==== GIVEN DATA ====
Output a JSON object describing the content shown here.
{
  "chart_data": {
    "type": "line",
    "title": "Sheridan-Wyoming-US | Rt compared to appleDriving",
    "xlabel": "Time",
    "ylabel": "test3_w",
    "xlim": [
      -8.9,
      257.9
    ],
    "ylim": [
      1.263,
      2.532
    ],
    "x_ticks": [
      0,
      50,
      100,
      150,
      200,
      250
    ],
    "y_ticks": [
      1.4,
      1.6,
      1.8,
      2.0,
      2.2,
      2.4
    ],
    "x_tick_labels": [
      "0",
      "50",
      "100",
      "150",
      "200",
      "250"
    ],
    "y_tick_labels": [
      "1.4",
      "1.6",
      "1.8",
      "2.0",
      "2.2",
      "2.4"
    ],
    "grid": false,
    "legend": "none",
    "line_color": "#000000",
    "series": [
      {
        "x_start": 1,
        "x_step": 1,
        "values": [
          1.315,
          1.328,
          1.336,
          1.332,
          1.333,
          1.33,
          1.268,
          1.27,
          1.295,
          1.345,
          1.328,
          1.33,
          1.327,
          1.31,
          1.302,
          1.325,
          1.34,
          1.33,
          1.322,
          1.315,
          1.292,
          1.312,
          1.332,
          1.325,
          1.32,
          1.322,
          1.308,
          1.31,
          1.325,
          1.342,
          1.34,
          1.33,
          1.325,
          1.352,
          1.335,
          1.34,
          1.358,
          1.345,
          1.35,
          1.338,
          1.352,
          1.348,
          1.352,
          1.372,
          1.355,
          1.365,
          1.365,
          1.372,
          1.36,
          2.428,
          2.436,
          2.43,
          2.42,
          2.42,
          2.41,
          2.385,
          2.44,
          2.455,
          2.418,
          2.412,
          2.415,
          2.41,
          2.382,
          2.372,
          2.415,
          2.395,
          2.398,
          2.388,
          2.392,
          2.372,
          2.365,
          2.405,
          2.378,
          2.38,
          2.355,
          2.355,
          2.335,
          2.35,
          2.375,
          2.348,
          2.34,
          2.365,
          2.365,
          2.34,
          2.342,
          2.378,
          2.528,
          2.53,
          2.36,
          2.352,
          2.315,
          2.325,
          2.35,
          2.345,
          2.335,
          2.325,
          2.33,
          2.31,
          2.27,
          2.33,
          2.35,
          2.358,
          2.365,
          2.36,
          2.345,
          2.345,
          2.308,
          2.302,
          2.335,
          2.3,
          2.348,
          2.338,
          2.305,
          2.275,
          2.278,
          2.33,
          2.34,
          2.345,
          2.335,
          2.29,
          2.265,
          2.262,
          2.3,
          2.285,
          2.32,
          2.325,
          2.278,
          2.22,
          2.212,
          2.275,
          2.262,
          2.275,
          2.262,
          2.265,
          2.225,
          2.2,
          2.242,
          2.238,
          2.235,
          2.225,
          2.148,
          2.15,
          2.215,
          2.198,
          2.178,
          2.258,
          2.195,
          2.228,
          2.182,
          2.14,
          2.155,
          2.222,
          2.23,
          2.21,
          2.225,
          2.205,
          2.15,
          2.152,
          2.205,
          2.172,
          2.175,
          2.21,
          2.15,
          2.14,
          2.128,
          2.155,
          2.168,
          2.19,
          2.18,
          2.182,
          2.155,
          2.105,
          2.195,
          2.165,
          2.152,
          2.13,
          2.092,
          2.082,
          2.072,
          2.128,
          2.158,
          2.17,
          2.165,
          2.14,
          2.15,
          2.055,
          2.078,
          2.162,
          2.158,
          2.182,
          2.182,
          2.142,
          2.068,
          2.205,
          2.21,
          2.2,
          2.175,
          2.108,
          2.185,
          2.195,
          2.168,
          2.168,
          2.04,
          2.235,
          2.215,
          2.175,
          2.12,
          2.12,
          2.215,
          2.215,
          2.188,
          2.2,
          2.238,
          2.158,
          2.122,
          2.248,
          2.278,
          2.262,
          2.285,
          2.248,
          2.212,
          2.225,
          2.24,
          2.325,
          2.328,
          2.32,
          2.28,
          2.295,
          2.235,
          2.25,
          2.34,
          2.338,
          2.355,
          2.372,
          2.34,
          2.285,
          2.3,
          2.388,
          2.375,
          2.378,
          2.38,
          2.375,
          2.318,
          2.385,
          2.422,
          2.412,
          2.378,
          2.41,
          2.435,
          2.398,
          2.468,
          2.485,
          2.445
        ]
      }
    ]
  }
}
====
TO DO: Extract the full set of entries word for word.

ANSWER BELOW:
Output a JSON object describing the content shown here.
{
  "chart_data": {
    "type": "line",
    "title": "Sheridan-Wyoming-US | Rt compared to appleDriving",
    "xlabel": "Time",
    "ylabel": "test3_w",
    "xlim": [
      -8.9,
      257.9
    ],
    "ylim": [
      1.263,
      2.532
    ],
    "x_ticks": [
      0,
      50,
      100,
      150,
      200,
      250
    ],
    "y_ticks": [
      1.4,
      1.6,
      1.8,
      2.0,
      2.2,
      2.4
    ],
    "x_tick_labels": [
      "0",
      "50",
      "100",
      "150",
      "200",
      "250"
    ],
    "y_tick_labels": [
      "1.4",
      "1.6",
      "1.8",
      "2.0",
      "2.2",
      "2.4"
    ],
    "grid": false,
    "legend": "none",
    "line_color": "#000000",
    "series": [
      {
        "x_start": 1,
        "x_step": 1,
        "values": [
          1.315,
          1.328,
          1.336,
          1.332,
          1.333,
          1.33,
          1.268,
          1.27,
          1.295,
          1.345,
          1.328,
          1.33,
          1.327,
          1.31,
          1.302,
          1.325,
          1.34,
          1.33,
          1.322,
          1.315,
          1.292,
          1.312,
          1.332,
          1.325,
          1.32,
          1.322,
          1.308,
          1.31,
          1.325,
          1.342,
          1.34,
          1.33,
          1.325,
          1.352,
          1.335,
          1.34,
          1.358,
          1.345,
          1.35,
          1.338,
          1.352,
          1.348,
          1.352,
          1.372,
          1.355,
          1.365,
          1.365,
          1.372,
          1.36,
          2.428,
          2.436,
          2.43,
          2.42,
          2.42,
          2.41,
          2.385,
          2.44,
          2.455,
          2.418,
          2.412,
          2.415,
          2.41,
          2.382,
          2.372,
          2.415,
          2.395,
          2.398,
          2.388,
          2.392,
          2.372,
          2.365,
          2.405,
          2.378,
          2.38,
          2.355,
          2.355,
          2.335,
          2.35,
          2.375,
          2.348,
          2.34,
          2.365,
          2.365,
          2.34,
          2.342,
          2.378,
          2.528,
          2.53,
          2.36,
          2.352,
          2.315,
          2.325,
          2.35,
          2.345,
          2.335,
          2.325,
          2.33,
          2.31,
          2.27,
          2.33,
          2.35,
          2.358,
          2.365,
          2.36,
          2.345,
          2.345,
          2.308,
          2.302,
          2.335,
          2.3,
          2.348,
          2.338,
          2.305,
          2.275,
          2.278,
          2.33,
          2.34,
          2.345,
          2.335,
          2.29,
          2.265,
          2.262,
          2.3,
          2.285,
          2.32,
          2.325,
          2.278,
          2.22,
          2.212,
          2.275,
          2.262,
          2.275,
          2.262,
          2.265,
          2.225,
          2.2,
          2.242,
          2.238,
          2.235,
          2.225,
          2.148,
          2.15,
          2.215,
          2.198,
          2.178,
          2.258,
          2.195,
          2.228,
          2.182,
          2.14,
          2.155,
          2.222,
          2.23,
          2.21,
          2.225,
          2.205,
          2.15,
          2.152,
          2.205,
          2.172,
          2.175,
          2.21,
          2.15,
          2.14,
          2.128,
          2.155,
          2.168,
          2.19,
          2.18,
          2.182,
          2.155,
          2.105,
          2.195,
          2.165,
          2.152,
          2.13,
          2.092,
          2.082,
          2.072,
          2.128,
          2.158,
          2.17,
          2.165,
          2.14,
          2.15,
          2.055,
          2.078,
          2.162,
          2.158,
          2.182,
          2.182,
          2.142,
          2.068,
          2.205,
          2.21,
          2.2,
          2.175,
          2.108,
          2.185,
          2.195,
          2.168,
          2.168,
          2.04,
          2.235,
          2.215,
          2.175,
          2.12,
          2.12,
          2.215,
          2.215,
          2.188,
          2.2,
          2.238,
          2.158,
          2.122,
          2.248,
          2.278,
          2.262,
          2.285,
          2.248,
          2.212,
          2.225,
          2.24,
          2.325,
          2.328,
          2.32,
          2.28,
          2.295,
          2.235,
          2.25,
          2.34,
          2.338,
          2.355,
          2.372,
          2.34,
          2.285,
          2.3,
          2.388,
          2.375,
          2.378,
          2.38,
          2.375,
          2.318,
          2.385,
          2.422,
          2.412,
          2.378,
          2.41,
          2.435,
          2.398,
          2.468,
          2.485,
          2.445
        ]
      }
    ]
  }
}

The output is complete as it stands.